Take the material below and write it all out again exactly.

## BEGIN EXERCISE MATERIAL

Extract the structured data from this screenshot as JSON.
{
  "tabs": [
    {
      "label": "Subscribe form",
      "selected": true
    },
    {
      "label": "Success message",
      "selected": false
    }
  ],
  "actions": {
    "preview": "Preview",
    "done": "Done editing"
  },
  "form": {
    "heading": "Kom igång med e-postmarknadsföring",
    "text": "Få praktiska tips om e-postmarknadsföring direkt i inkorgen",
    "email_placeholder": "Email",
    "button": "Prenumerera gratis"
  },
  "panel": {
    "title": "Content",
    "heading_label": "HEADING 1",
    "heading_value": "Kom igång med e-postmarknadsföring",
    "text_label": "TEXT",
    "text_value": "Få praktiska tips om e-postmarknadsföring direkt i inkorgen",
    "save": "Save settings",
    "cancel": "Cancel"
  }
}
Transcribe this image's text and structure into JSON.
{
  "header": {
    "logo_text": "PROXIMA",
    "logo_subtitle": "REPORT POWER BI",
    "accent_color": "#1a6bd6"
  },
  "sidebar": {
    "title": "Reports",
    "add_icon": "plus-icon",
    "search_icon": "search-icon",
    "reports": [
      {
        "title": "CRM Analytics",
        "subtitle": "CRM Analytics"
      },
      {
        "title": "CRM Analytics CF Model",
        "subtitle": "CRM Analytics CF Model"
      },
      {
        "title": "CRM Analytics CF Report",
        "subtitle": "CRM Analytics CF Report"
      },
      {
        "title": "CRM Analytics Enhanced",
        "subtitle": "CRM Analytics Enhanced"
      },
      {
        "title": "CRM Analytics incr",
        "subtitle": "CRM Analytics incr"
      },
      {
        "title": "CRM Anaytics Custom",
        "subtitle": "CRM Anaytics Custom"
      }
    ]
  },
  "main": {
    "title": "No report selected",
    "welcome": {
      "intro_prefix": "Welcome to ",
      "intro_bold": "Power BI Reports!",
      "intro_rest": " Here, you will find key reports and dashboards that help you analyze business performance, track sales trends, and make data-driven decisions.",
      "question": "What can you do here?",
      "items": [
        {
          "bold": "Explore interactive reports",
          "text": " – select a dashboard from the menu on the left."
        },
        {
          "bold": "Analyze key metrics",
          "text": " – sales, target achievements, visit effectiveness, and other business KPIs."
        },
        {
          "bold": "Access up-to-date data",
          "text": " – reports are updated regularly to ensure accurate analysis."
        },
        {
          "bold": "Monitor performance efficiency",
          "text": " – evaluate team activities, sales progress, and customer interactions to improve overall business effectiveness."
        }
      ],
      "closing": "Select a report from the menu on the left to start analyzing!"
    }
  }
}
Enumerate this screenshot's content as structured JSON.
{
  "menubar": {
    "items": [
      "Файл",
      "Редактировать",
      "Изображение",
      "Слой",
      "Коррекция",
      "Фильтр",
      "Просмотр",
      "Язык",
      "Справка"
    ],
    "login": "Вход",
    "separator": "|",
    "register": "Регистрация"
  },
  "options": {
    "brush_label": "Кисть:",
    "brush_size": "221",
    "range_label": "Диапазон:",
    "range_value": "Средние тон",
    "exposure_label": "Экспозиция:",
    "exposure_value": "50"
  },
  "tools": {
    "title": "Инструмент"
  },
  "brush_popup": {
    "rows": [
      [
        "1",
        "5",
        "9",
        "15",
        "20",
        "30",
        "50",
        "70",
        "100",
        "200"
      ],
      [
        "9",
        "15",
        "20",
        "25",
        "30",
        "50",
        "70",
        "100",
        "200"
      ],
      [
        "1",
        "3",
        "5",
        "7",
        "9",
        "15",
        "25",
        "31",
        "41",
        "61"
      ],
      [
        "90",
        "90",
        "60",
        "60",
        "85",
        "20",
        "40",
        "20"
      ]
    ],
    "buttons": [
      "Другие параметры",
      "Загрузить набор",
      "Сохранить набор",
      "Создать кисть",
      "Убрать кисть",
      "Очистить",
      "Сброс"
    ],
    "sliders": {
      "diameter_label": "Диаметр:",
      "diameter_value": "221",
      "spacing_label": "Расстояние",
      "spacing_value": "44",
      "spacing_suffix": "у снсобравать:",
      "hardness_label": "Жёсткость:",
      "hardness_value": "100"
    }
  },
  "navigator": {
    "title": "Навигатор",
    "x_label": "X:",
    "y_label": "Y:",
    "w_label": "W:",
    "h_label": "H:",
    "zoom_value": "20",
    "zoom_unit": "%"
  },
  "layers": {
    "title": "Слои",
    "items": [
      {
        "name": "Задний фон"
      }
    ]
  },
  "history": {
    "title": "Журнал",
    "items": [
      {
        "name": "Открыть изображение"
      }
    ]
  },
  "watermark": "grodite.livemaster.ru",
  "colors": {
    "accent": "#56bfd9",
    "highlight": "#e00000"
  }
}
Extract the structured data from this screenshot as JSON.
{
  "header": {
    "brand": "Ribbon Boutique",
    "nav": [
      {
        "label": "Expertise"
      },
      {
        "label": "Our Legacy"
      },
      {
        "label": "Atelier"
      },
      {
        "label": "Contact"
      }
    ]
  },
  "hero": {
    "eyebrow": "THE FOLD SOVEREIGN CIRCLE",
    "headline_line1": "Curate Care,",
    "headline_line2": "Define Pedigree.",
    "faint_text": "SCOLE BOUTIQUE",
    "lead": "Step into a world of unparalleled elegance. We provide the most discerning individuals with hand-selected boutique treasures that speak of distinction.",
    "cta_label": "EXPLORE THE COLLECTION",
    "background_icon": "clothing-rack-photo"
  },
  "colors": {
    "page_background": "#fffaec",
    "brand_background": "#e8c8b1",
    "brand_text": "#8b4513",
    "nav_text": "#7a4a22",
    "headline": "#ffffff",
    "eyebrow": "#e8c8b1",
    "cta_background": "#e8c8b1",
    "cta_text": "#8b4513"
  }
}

## END EXERCISE MATERIAL

FULL OUTPUT:
Extract the structured data from this screenshot as JSON.
{
  "tabs": [
    {
      "label": "Subscribe form",
      "selected": true
    },
    {
      "label": "Success message",
      "selected": false
    }
  ],
  "actions": {
    "preview": "Preview",
    "done": "Done editing"
  },
  "form": {
    "heading": "Kom igång med e-postmarknadsföring",
    "text": "Få praktiska tips om e-postmarknadsföring direkt i inkorgen",
    "email_placeholder": "Email",
    "button": "Prenumerera gratis"
  },
  "panel": {
    "title": "Content",
    "heading_label": "HEADING 1",
    "heading_value": "Kom igång med e-postmarknadsföring",
    "text_label": "TEXT",
    "text_value": "Få praktiska tips om e-postmarknadsföring direkt i inkorgen",
    "save": "Save settings",
    "cancel": "Cancel"
  }
}
Transcribe this image's text and structure into JSON.
{
  "header": {
    "logo_text": "PROXIMA",
    "logo_subtitle": "REPORT POWER BI",
    "accent_color": "#1a6bd6"
  },
  "sidebar": {
    "title": "Reports",
    "add_icon": "plus-icon",
    "search_icon": "search-icon",
    "reports": [
      {
        "title": "CRM Analytics",
        "subtitle": "CRM Analytics"
      },
      {
        "title": "CRM Analytics CF Model",
        "subtitle": "CRM Analytics CF Model"
      },
      {
        "title": "CRM Analytics CF Report",
        "subtitle": "CRM Analytics CF Report"
      },
      {
        "title": "CRM Analytics Enhanced",
        "subtitle": "CRM Analytics Enhanced"
      },
      {
        "title": "CRM Analytics incr",
        "subtitle": "CRM Analytics incr"
      },
      {
        "title": "CRM Anaytics Custom",
        "subtitle": "CRM Anaytics Custom"
      }
    ]
  },
  "main": {
    "title": "No report selected",
    "welcome": {
      "intro_prefix": "Welcome to ",
      "intro_bold": "Power BI Reports!",
      "intro_rest": " Here, you will find key reports and dashboards that help you analyze business performance, track sales trends, and make data-driven decisions.",
      "question": "What can you do here?",
      "items": [
        {
          "bold": "Explore interactive reports",
          "text": " – select a dashboard from the menu on the left."
        },
        {
          "bold": "Analyze key metrics",
          "text": " – sales, target achievements, visit effectiveness, and other business KPIs."
        },
        {
          "bold": "Access up-to-date data",
          "text": " – reports are updated regularly to ensure accurate analysis."
        },
        {
          "bold": "Monitor performance efficiency",
          "text": " – evaluate team activities, sales progress, and customer interactions to improve overall business effectiveness."
        }
      ],
      "closing": "Select a report from the menu on the left to start analyzing!"
    }
  }
}
Enumerate this screenshot's content as structured JSON.
{
  "menubar": {
    "items": [
      "Файл",
      "Редактировать",
      "Изображение",
      "Слой",
      "Коррекция",
      "Фильтр",
      "Просмотр",
      "Язык",
      "Справка"
    ],
    "login": "Вход",
    "separator": "|",
    "register": "Регистрация"
  },
  "options": {
    "brush_label": "Кисть:",
    "brush_size": "221",
    "range_label": "Диапазон:",
    "range_value": "Средние тон",
    "exposure_label": "Экспозиция:",
    "exposure_value": "50"
  },
  "tools": {
    "title": "Инструмент"
  },
  "brush_popup": {
    "rows": [
      [
        "1",
        "5",
        "9",
        "15",
        "20",
        "30",
        "50",
        "70",
        "100",
        "200"
      ],
      [
        "9",
        "15",
        "20",
        "25",
        "30",
        "50",
        "70",
        "100",
        "200"
      ],
      [
        "1",
        "3",
        "5",
        "7",
        "9",
        "15",
        "25",
        "31",
        "41",
        "61"
      ],
      [
        "90",
        "90",
        "60",
        "60",
        "85",
        "20",
        "40",
        "20"
      ]
    ],
    "buttons": [
      "Другие параметры",
      "Загрузить набор",
      "Сохранить набор",
      "Создать кисть",
      "Убрать кисть",
      "Очистить",
      "Сброс"
    ],
    "sliders": {
      "diameter_label": "Диаметр:",
      "diameter_value": "221",
      "spacing_label": "Расстояние",
      "spacing_value": "44",
      "spacing_suffix": "у снсобравать:",
      "hardness_label": "Жёсткость:",
      "hardness_value": "100"
    }
  },
  "navigator": {
    "title": "Навигатор",
    "x_label": "X:",
    "y_label": "Y:",
    "w_label": "W:",
    "h_label": "H:",
    "zoom_value": "20",
    "zoom_unit": "%"
  },
  "layers": {
    "title": "Слои",
    "items": [
      {
        "name": "Задний фон"
      }
    ]
  },
  "history": {
    "title": "Журнал",
    "items": [
      {
        "name": "Открыть изображение"
      }
    ]
  },
  "watermark": "grodite.livemaster.ru",
  "colors": {
    "accent": "#56bfd9",
    "highlight": "#e00000"
  }
}
Extract the structured data from this screenshot as JSON.
{
  "header": {
    "brand": "Ribbon Boutique",
    "nav": [
      {
        "label": "Expertise"
      },
      {
        "label": "Our Legacy"
      },
      {
        "label": "Atelier"
      },
      {
        "label": "Contact"
      }
    ]
  },
  "hero": {
    "eyebrow": "THE FOLD SOVEREIGN CIRCLE",
    "headline_line1": "Curate Care,",
    "headline_line2": "Define Pedigree.",
    "faint_text": "SCOLE BOUTIQUE",
    "lead": "Step into a world of unparalleled elegance. We provide the most discerning individuals with hand-selected boutique treasures that speak of distinction.",
    "cta_label": "EXPLORE THE COLLECTION",
    "background_icon": "clothing-rack-photo"
  },
  "colors": {
    "page_background": "#fffaec",
    "brand_background": "#e8c8b1",
    "brand_text": "#8b4513",
    "nav_text": "#7a4a22",
    "headline": "#ffffff",
    "eyebrow": "#e8c8b1",
    "cta_background": "#e8c8b1",
    "cta_text": "#8b4513"
  }
}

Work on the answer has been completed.